(Recorded data)
-- Start --

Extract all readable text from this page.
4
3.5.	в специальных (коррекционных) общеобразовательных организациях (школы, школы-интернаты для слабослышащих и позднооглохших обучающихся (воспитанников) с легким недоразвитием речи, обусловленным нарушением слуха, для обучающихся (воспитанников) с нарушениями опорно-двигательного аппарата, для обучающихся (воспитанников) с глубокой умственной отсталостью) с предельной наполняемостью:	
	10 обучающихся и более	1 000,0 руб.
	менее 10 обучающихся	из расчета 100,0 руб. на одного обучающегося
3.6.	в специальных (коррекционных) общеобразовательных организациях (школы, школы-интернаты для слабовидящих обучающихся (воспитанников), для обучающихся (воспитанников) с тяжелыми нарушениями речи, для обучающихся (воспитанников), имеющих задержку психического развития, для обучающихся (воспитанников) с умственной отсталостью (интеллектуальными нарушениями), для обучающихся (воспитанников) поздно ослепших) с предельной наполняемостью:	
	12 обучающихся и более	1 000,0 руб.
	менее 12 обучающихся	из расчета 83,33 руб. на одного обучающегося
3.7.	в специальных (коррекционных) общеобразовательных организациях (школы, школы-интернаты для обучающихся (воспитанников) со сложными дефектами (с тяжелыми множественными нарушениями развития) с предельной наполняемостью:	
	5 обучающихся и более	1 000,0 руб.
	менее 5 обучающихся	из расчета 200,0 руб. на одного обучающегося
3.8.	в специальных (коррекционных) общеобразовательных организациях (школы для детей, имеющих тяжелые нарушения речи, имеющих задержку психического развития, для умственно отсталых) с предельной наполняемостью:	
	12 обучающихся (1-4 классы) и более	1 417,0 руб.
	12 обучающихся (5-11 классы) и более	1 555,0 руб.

-- End --

REQUIREMENTS. Type out the whole listing above again, exactly as it stands.

CORRECT ANSWER.
Extract all readable text from this page.
4
3.5.	в специальных (коррекционных) общеобразовательных организациях (школы, школы-интернаты для слабослышащих и позднооглохших обучающихся (воспитанников) с легким недоразвитием речи, обусловленным нарушением слуха, для обучающихся (воспитанников) с нарушениями опорно-двигательного аппарата, для обучающихся (воспитанников) с глубокой умственной отсталостью) с предельной наполняемостью:	
	10 обучающихся и более	1 000,0 руб.
	менее 10 обучающихся	из расчета 100,0 руб. на одного обучающегося
3.6.	в специальных (коррекционных) общеобразовательных организациях (школы, школы-интернаты для слабовидящих обучающихся (воспитанников), для обучающихся (воспитанников) с тяжелыми нарушениями речи, для обучающихся (воспитанников), имеющих задержку психического развития, для обучающихся (воспитанников) с умственной отсталостью (интеллектуальными нарушениями), для обучающихся (воспитанников) поздно ослепших) с предельной наполняемостью:	
	12 обучающихся и более	1 000,0 руб.
	менее 12 обучающихся	из расчета 83,33 руб. на одного обучающегося
3.7.	в специальных (коррекционных) общеобразовательных организациях (школы, школы-интернаты для обучающихся (воспитанников) со сложными дефектами (с тяжелыми множественными нарушениями развития) с предельной наполняемостью:	
	5 обучающихся и более	1 000,0 руб.
	менее 5 обучающихся	из расчета 200,0 руб. на одного обучающегося
3.8.	в специальных (коррекционных) общеобразовательных организациях (школы для детей, имеющих тяжелые нарушения речи, имеющих задержку психического развития, для умственно отсталых) с предельной наполняемостью:	
	12 обучающихся (1-4 классы) и более	1 417,0 руб.
	12 обучающихся (5-11 классы) и более	1 555,0 руб.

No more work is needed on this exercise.